** Start of Provided material **

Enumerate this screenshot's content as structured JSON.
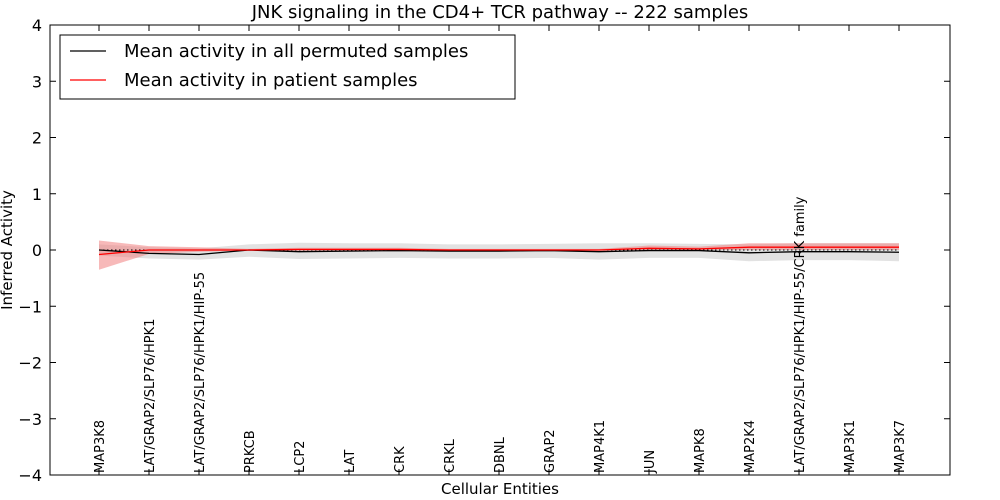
{
  "chart_data": {
    "type": "line",
    "title": "JNK signaling in the CD4+ TCR pathway -- 222 samples",
    "xlabel": "Cellular Entities",
    "ylabel": "Inferred Activity",
    "ylim": [
      -4,
      4
    ],
    "yticks": [
      -4,
      -3,
      -2,
      -1,
      0,
      1,
      2,
      3,
      4
    ],
    "ytick_labels": [
      "−4",
      "−3",
      "−2",
      "−1",
      "0",
      "1",
      "2",
      "3",
      "4"
    ],
    "categories": [
      "MAP3K8",
      "LAT/GRAP2/SLP76/HPK1",
      "LAT/GRAP2/SLP76/HPK1/HIP-55",
      "PRKCB",
      "LCP2",
      "LAT",
      "CRK",
      "CRKL",
      "DBNL",
      "GRAP2",
      "MAP4K1",
      "JUN",
      "MAPK8",
      "MAP2K4",
      "LAT/GRAP2/SLP76/HPK1/HIP-55/CRK family",
      "MAP3K1",
      "MAP3K7"
    ],
    "series": [
      {
        "name": "Mean activity in all permuted samples",
        "color": "#000000",
        "band_color": "#bfbfbf",
        "values": [
          0.0,
          -0.06,
          -0.08,
          0.0,
          -0.03,
          -0.02,
          -0.01,
          -0.02,
          -0.02,
          -0.01,
          -0.03,
          -0.01,
          -0.01,
          -0.05,
          -0.03,
          -0.03,
          -0.04
        ],
        "lower": [
          -0.1,
          -0.15,
          -0.17,
          -0.12,
          -0.16,
          -0.15,
          -0.14,
          -0.15,
          -0.15,
          -0.14,
          -0.17,
          -0.14,
          -0.14,
          -0.2,
          -0.18,
          -0.18,
          -0.2
        ],
        "upper": [
          0.1,
          0.05,
          0.03,
          0.1,
          0.13,
          0.12,
          0.12,
          0.1,
          0.1,
          0.11,
          0.12,
          0.12,
          0.11,
          0.1,
          0.12,
          0.12,
          0.12
        ]
      },
      {
        "name": "Mean activity in patient samples",
        "color": "#ff0000",
        "band_color": "#f08080",
        "values": [
          -0.08,
          0.0,
          0.0,
          0.0,
          0.01,
          0.01,
          0.01,
          0.0,
          0.0,
          0.0,
          0.0,
          0.03,
          0.02,
          0.05,
          0.05,
          0.05,
          0.05
        ],
        "lower": [
          -0.35,
          -0.07,
          -0.03,
          -0.01,
          -0.01,
          -0.01,
          -0.01,
          -0.01,
          -0.01,
          -0.01,
          -0.01,
          0.0,
          0.0,
          0.0,
          0.0,
          0.0,
          0.0
        ],
        "upper": [
          0.17,
          0.07,
          0.05,
          0.02,
          0.04,
          0.04,
          0.04,
          0.02,
          0.02,
          0.02,
          0.02,
          0.08,
          0.06,
          0.12,
          0.12,
          0.12,
          0.12
        ]
      }
    ],
    "reference_line": 0,
    "legend_position": "top-left",
    "grid": false
  }
}
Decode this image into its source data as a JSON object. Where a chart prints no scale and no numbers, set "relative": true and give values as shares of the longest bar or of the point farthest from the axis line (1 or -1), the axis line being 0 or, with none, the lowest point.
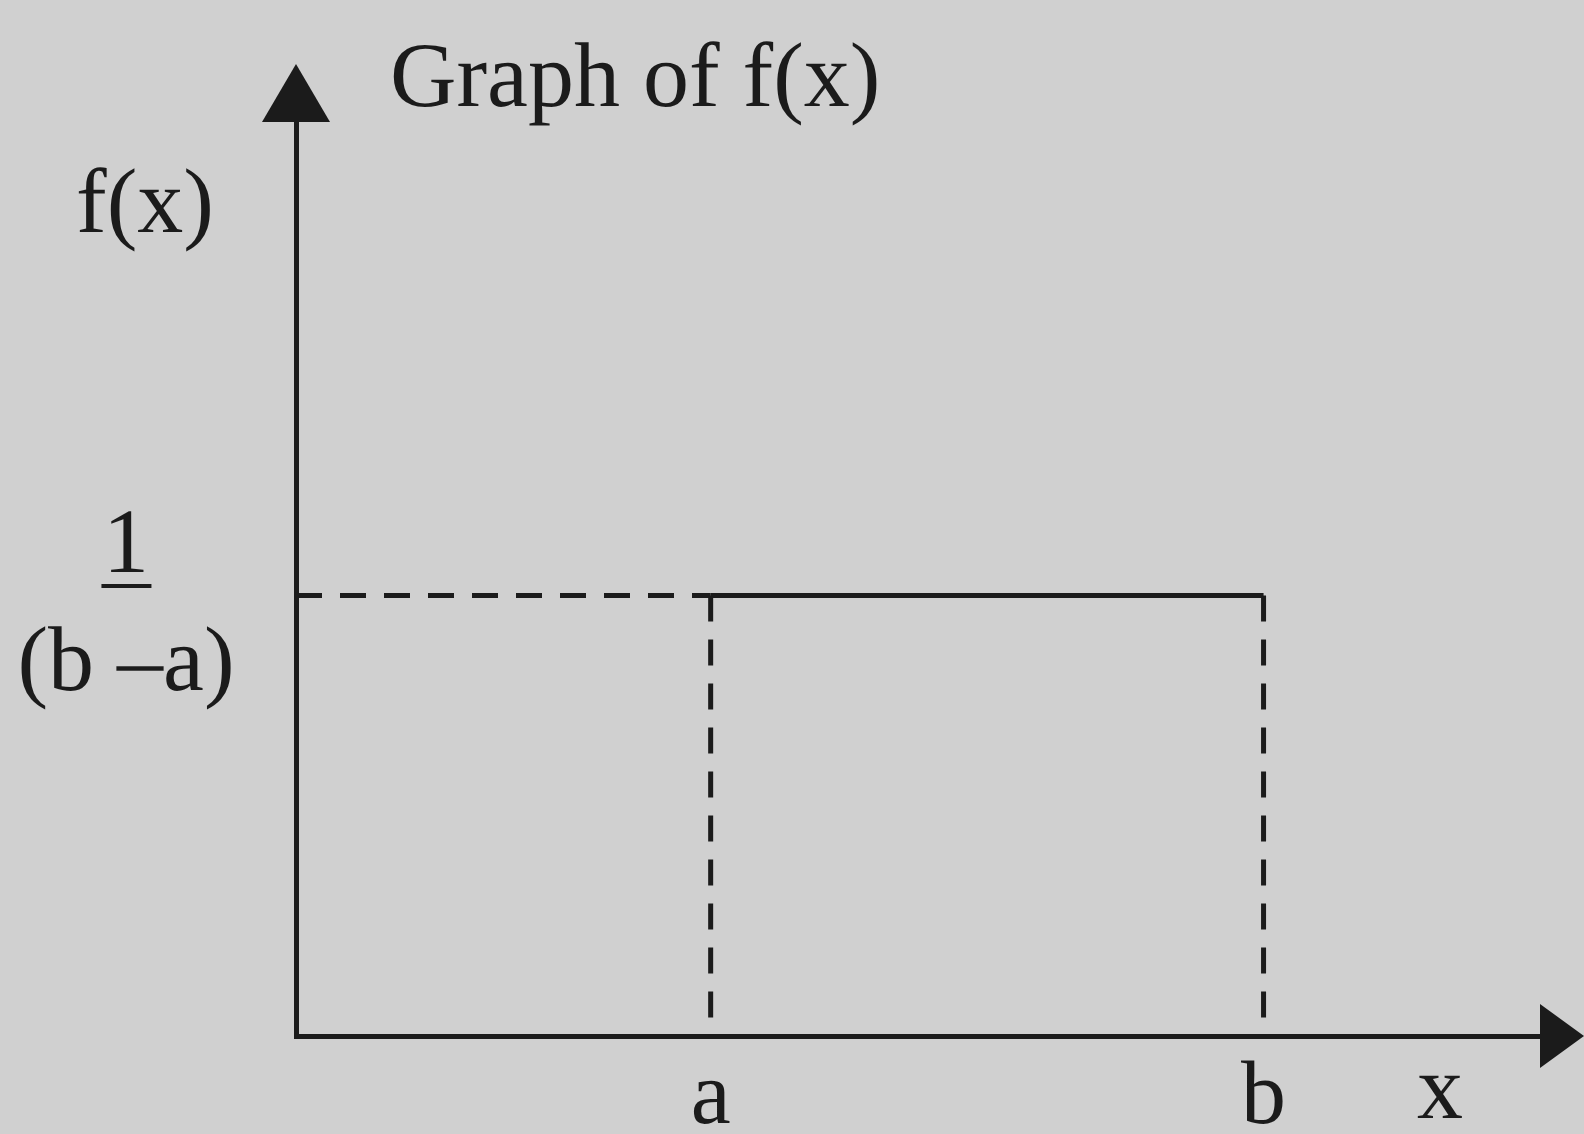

** End of Provided material **

◆ **The task**
Each line that contains the string "samples" counts once; report how many such lines the entries have, giving only the number.

◆ **Complete answer**
3